TASK INPUTS =>
+--

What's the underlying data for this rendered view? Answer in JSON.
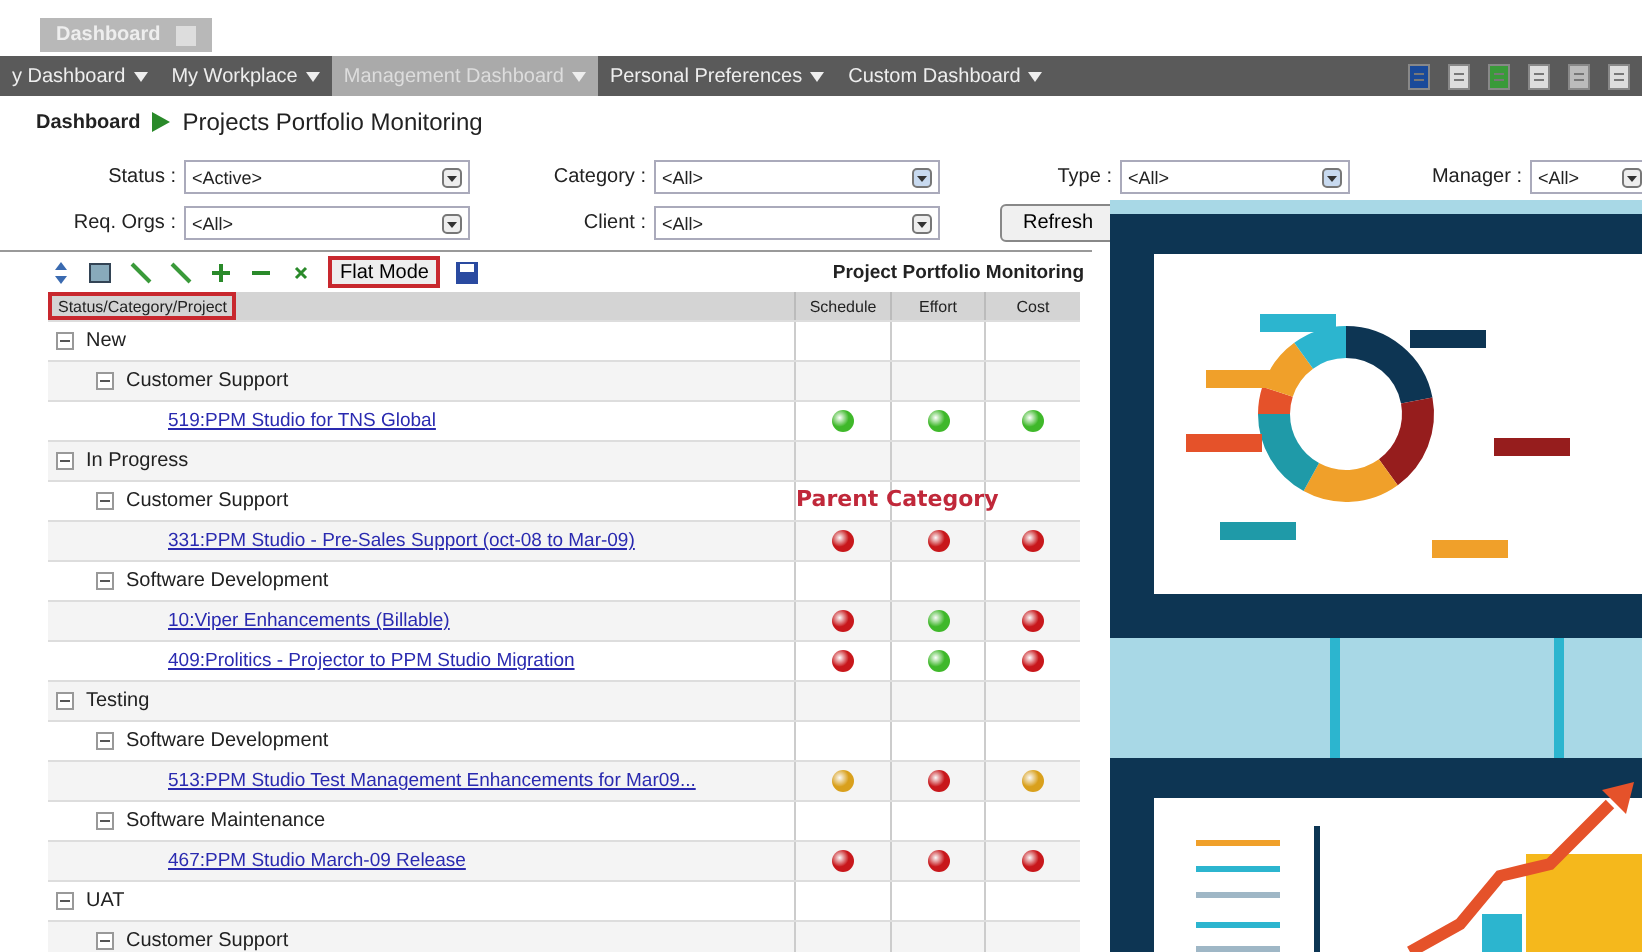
{
  "window_tab": {
    "title": "Dashboard"
  },
  "menu": [
    {
      "label": "y Dashboard",
      "selected": false
    },
    {
      "label": "My Workplace",
      "selected": false
    },
    {
      "label": "Management Dashboard",
      "selected": true
    },
    {
      "label": "Personal Preferences",
      "selected": false
    },
    {
      "label": "Custom Dashboard",
      "selected": false
    }
  ],
  "breadcrumb": {
    "root": "Dashboard",
    "page": "Projects Portfolio Monitoring"
  },
  "filters": [
    {
      "label": "Status :",
      "value": "<Active>"
    },
    {
      "label": "Category :",
      "value": "<All>"
    },
    {
      "label": "Type :",
      "value": "<All>"
    },
    {
      "label": "Manager :",
      "value": "<All>"
    },
    {
      "label": "Req. Orgs :",
      "value": "<All>"
    },
    {
      "label": "Client :",
      "value": "<All>"
    }
  ],
  "refresh_button": "Refresh",
  "toolbar": {
    "flat_mode": "Flat Mode",
    "grid_title": "Project Portfolio Monitoring"
  },
  "columns": [
    "Status/Category/Project",
    "Schedule",
    "Effort",
    "Cost"
  ],
  "tree": [
    {
      "label": "New",
      "expanded": true,
      "children": [
        {
          "label": "Customer Support",
          "expanded": true,
          "children": [
            {
              "label": "519:PPM Studio for TNS Global",
              "indicators": [
                {
                  "color": "#3fb82a"
                },
                {
                  "color": "#3fb82a"
                },
                {
                  "color": "#3fb82a"
                }
              ]
            }
          ]
        }
      ]
    },
    {
      "label": "In Progress",
      "expanded": true,
      "children": [
        {
          "label": "Customer Support",
          "expanded": true,
          "note": "Parent Category",
          "children": [
            {
              "label": "331:PPM Studio - Pre-Sales Support (oct-08 to Mar-09)",
              "indicators": [
                {
                  "color": "#c8171b"
                },
                {
                  "color": "#c8171b"
                },
                {
                  "color": "#c8171b"
                }
              ]
            }
          ]
        },
        {
          "label": "Software Development",
          "expanded": true,
          "children": [
            {
              "label": "10:Viper Enhancements (Billable)",
              "indicators": [
                {
                  "color": "#c8171b"
                },
                {
                  "color": "#3fb82a"
                },
                {
                  "color": "#c8171b"
                }
              ]
            },
            {
              "label": "409:Prolitics - Projector to PPM Studio Migration",
              "indicators": [
                {
                  "color": "#c8171b"
                },
                {
                  "color": "#3fb82a"
                },
                {
                  "color": "#c8171b"
                }
              ]
            }
          ]
        }
      ]
    },
    {
      "label": "Testing",
      "expanded": true,
      "children": [
        {
          "label": "Software Development",
          "expanded": true,
          "children": [
            {
              "label": "513:PPM Studio Test Management Enhancements for Mar09...",
              "indicators": [
                {
                  "color": "#d9a01c"
                },
                {
                  "color": "#c8171b"
                },
                {
                  "color": "#d9a01c"
                }
              ]
            }
          ]
        },
        {
          "label": "Software Maintenance",
          "expanded": true,
          "children": [
            {
              "label": "467:PPM Studio March-09 Release",
              "indicators": [
                {
                  "color": "#c8171b"
                },
                {
                  "color": "#c8171b"
                },
                {
                  "color": "#c8171b"
                }
              ]
            }
          ]
        }
      ]
    },
    {
      "label": "UAT",
      "expanded": true,
      "children": [
        {
          "label": "Customer Support",
          "expanded": true
        }
      ]
    }
  ]
}
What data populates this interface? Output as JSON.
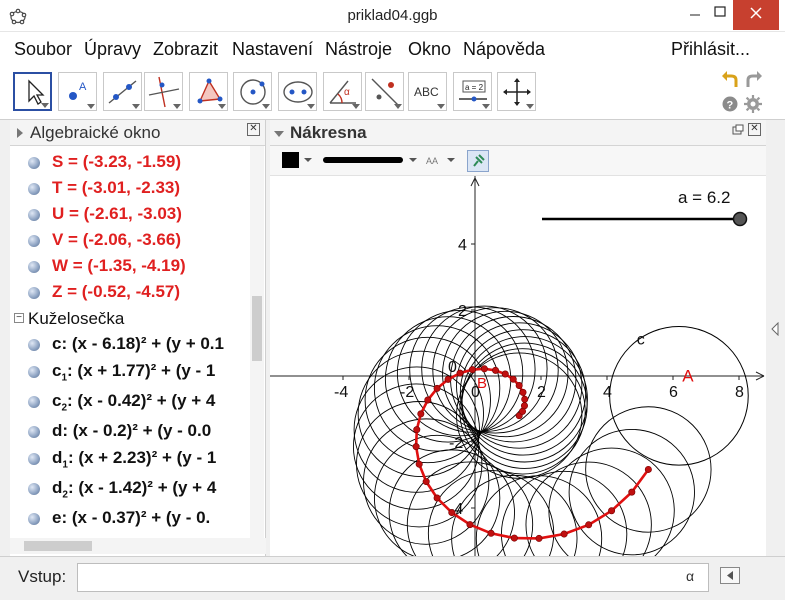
{
  "window": {
    "title": "priklad04.ggb",
    "controls": {
      "minimize": "—",
      "maximize": "□",
      "close": "✕"
    }
  },
  "menu": {
    "items": [
      "Soubor",
      "Úpravy",
      "Zobrazit",
      "Nastavení",
      "Nástroje",
      "Okno",
      "Nápověda"
    ],
    "login": "Přihlásit..."
  },
  "toolbar": {
    "tools": [
      {
        "icon": "move-arrow-icon",
        "active": true
      },
      {
        "icon": "new-point-icon",
        "label": "A"
      },
      {
        "icon": "line-through-two-points-icon"
      },
      {
        "icon": "perpendicular-line-icon"
      },
      {
        "icon": "polygon-icon"
      },
      {
        "icon": "circle-center-point-icon"
      },
      {
        "icon": "ellipse-icon"
      },
      {
        "icon": "angle-icon",
        "label": "α"
      },
      {
        "icon": "reflect-about-line-icon"
      },
      {
        "icon": "text-icon",
        "label": "ABC"
      },
      {
        "icon": "slider-icon",
        "label": "a = 2"
      },
      {
        "icon": "move-graphics-view-icon"
      }
    ],
    "right_icons": [
      "undo-icon",
      "redo-icon",
      "help-icon",
      "settings-icon"
    ]
  },
  "algebra": {
    "title": "Algebraické okno",
    "points": [
      {
        "text": "S = (-3.23, -1.59)"
      },
      {
        "text": "T = (-3.01, -2.33)"
      },
      {
        "text": "U = (-2.61, -3.03)"
      },
      {
        "text": "V = (-2.06, -3.66)"
      },
      {
        "text": "W = (-1.35, -4.19)"
      },
      {
        "text": "Z = (-0.52, -4.57)"
      }
    ],
    "group": "Kuželosečka",
    "conics": [
      {
        "name": "c",
        "sub": "",
        "eq": ": (x - 6.18)² + (y + 0.1"
      },
      {
        "name": "c",
        "sub": "1",
        "eq": ": (x + 1.77)² + (y - 1"
      },
      {
        "name": "c",
        "sub": "2",
        "eq": ": (x - 0.42)² + (y + 4"
      },
      {
        "name": "d",
        "sub": "",
        "eq": ": (x - 0.2)² + (y - 0.0"
      },
      {
        "name": "d",
        "sub": "1",
        "eq": ": (x + 2.23)² + (y - 1"
      },
      {
        "name": "d",
        "sub": "2",
        "eq": ": (x - 1.42)² + (y + 4"
      },
      {
        "name": "e",
        "sub": "",
        "eq": ": (x - 0.37)² + (y - 0."
      }
    ]
  },
  "graphics": {
    "title": "Nákresna",
    "slider": {
      "label": "a = 6.2",
      "value": 6.2
    },
    "x_ticks": [
      "-4",
      "-2",
      "0",
      "2",
      "4",
      "6",
      "8"
    ],
    "y_ticks": [
      "4",
      "2",
      "-2",
      "-4"
    ],
    "labels": {
      "point_A": "A",
      "point_B": "B",
      "circle_c": "c",
      "origin": "0"
    },
    "colors": {
      "spiral": "#e01010",
      "point": "#c01010",
      "circles": "#000000"
    }
  },
  "input": {
    "label": "Vstup:",
    "value": "",
    "alpha": "α"
  }
}
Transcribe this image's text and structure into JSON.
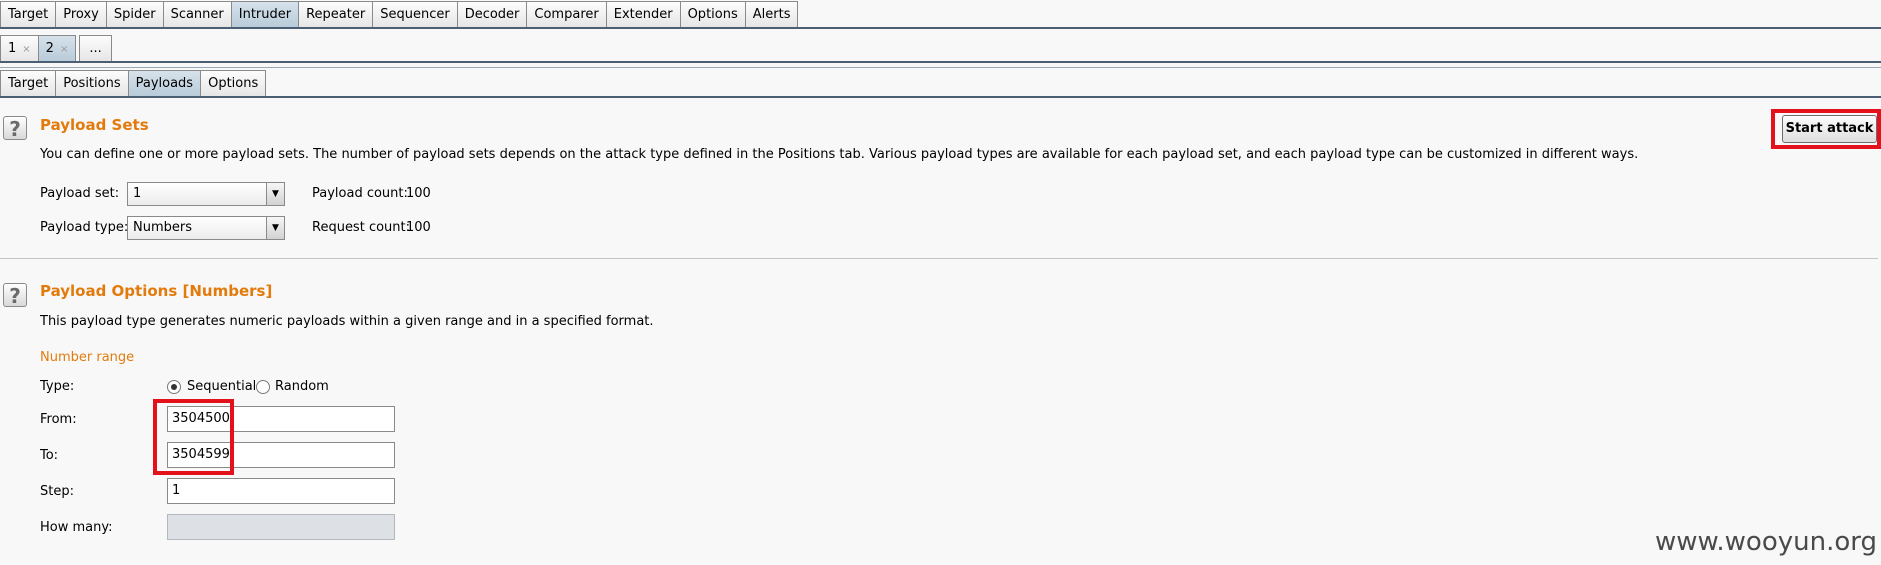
{
  "main_tabs": [
    "Target",
    "Proxy",
    "Spider",
    "Scanner",
    "Intruder",
    "Repeater",
    "Sequencer",
    "Decoder",
    "Comparer",
    "Extender",
    "Options",
    "Alerts"
  ],
  "main_tab_selected": "Intruder",
  "attack_tabs": [
    {
      "label": "1",
      "close": "×"
    },
    {
      "label": "2",
      "close": "×"
    },
    {
      "label": "...",
      "close": ""
    }
  ],
  "sub_tabs": [
    "Target",
    "Positions",
    "Payloads",
    "Options"
  ],
  "sub_tab_selected": "Payloads",
  "payload_sets": {
    "help_icon": "?",
    "title": "Payload Sets",
    "description": "You can define one or more payload sets. The number of payload sets depends on the attack type defined in the Positions tab. Various payload types are available for each payload set, and each payload type can be customized in different ways.",
    "set_label": "Payload set:",
    "set_value": "1",
    "type_label": "Payload type:",
    "type_value": "Numbers",
    "payload_count_label": "Payload count:",
    "payload_count": "100",
    "request_count_label": "Request count:",
    "request_count": "100",
    "start_attack": "Start attack"
  },
  "payload_options": {
    "help_icon": "?",
    "title": "Payload Options [Numbers]",
    "description": "This payload type generates numeric payloads within a given range and in a specified format.",
    "number_range": "Number range",
    "type_label": "Type:",
    "sequential": "Sequential",
    "random": "Random",
    "selected_type": "Sequential",
    "from_label": "From:",
    "from_value": "3504500",
    "to_label": "To:",
    "to_value": "3504599",
    "step_label": "Step:",
    "step_value": "1",
    "how_many_label": "How many:",
    "how_many_value": ""
  },
  "watermark": "www.wooyun.org",
  "colors": {
    "heading": "#e37b0c",
    "highlight": "#e3111b",
    "selected_tab": "#bccddb"
  },
  "icons": {
    "help": "help-icon",
    "dropdown": "chevron-down-icon",
    "close": "close-icon"
  }
}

+--

YOUR OBJECTIVE => Select, from the listing, all lines that include the word "Sequential".

SOLUTION TO THIS PROBLEM =>
    "sequential": "Sequential",
    "selected_type": "Sequential",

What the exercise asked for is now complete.